Your task:
Determine how many lines of the material hold the string "发怒时睁大眼睛" and reply with only that number.

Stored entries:
════════

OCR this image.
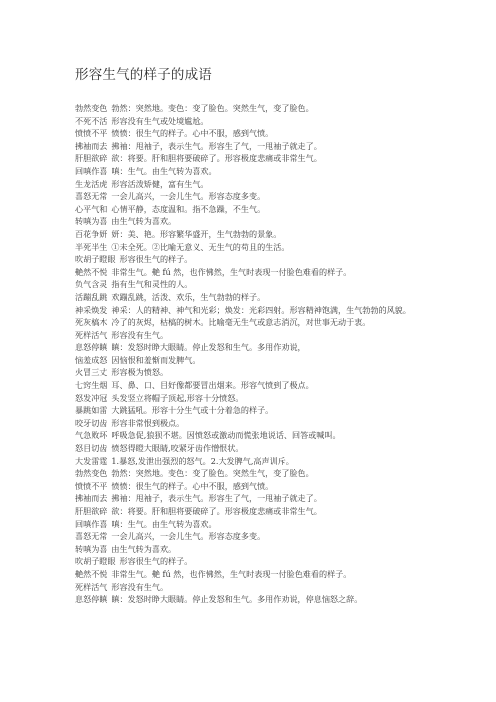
形容生气的样子的成语
勃然变色 勃然：突然地。变色：变了脸色。突然生气，变了脸色。
不死不活 形容没有生气或处境尴尬。
愤愤不平 愤愤：很生气的样子。心中不服，感到气愤。
拂袖而去 拂袖：甩袖子，表示生气。形容生了气，一甩袖子就走了。
肝胆欲碎 欲：将要。肝和胆将要破碎了。形容极度悲痛或非常生气。
回嗔作喜 嗔：生气。由生气转为喜欢。
生龙活虎 形容活泼矫健，富有生气。
喜怒无常 一会儿高兴，一会儿生气。形容态度多变。
心平气和 心情平静，态度温和。指不急躁，不生气。
转嗔为喜 由生气转为喜欢。
百花争妍 妍：美、艳。形容繁华盛开，生气勃勃的景象。
半死半生 ①未全死。②比喻无意义、无生气的苟且的生活。
吹胡子瞪眼 形容很生气的样子。
艴然不悦 非常生气。艴 fú 然，也作怫然，生气时表现一付脸色难看的样子。
负气含灵 指有生气和灵性的人。
活蹦乱跳 欢蹦乱跳，活泼、欢乐，生气勃勃的样子。
神采焕发 神采：人的精神、神气和光彩；焕发：光彩四射。形容精神饱满，生气勃勃的风貌。
死灰槁木 冷了的灰烬，枯槁的树木。比喻毫无生气或意志消沉，对世事无动于衷。
死样活气 形容没有生气。
息怒停瞋 瞋：发怒时睁大眼睛。停止发怒和生气。多用作劝说，
恼羞成怒 因恼恨和羞惭而发脾气。
火冒三丈 形容极为愤怒。
七窍生烟 耳、鼻、口、目好像都要冒出烟来。形容气愤到了极点。
怒发冲冠 头发竖立将帽子顶起,形容十分愤怒。
暴跳如雷 大跳猛吼。形容十分生气或十分着急的样子。
咬牙切齿 形容非常恨到极点。
气急败坏 呼吸急促,狼狈不堪。因愤怒或激动而慌张地说话、回答或喊叫。
怒目切齿 愤怒得瞪大眼睛,咬紧牙齿作憎恨状。
大发雷霆 1.暴怒,发泄出强烈的怒气。2.大发脾气,高声训斥。
勃然变色 勃然：突然地。变色：变了脸色。突然生气，变了脸色。
愤愤不平 愤愤：很生气的样子。心中不服，感到气愤。
拂袖而去 拂袖：甩袖子，表示生气。形容生了气，一甩袖子就走了。
肝胆欲碎 欲：将要。肝和胆将要破碎了。形容极度悲痛或非常生气。
回嗔作喜 嗔：生气。由生气转为喜欢。
喜怒无常 一会儿高兴，一会儿生气。形容态度多变。
转嗔为喜 由生气转为喜欢。
吹胡子瞪眼 形容很生气的样子。
艴然不悦 非常生气。艴 fú 然，也作怫然，生气时表现一付脸色难看的样子。
死样活气 形容没有生气。
息怒停瞋 瞋：发怒时睁大眼睛。停止发怒和生气。多用作劝说，停息恼怒之辞。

════════

Solution to this problem:
2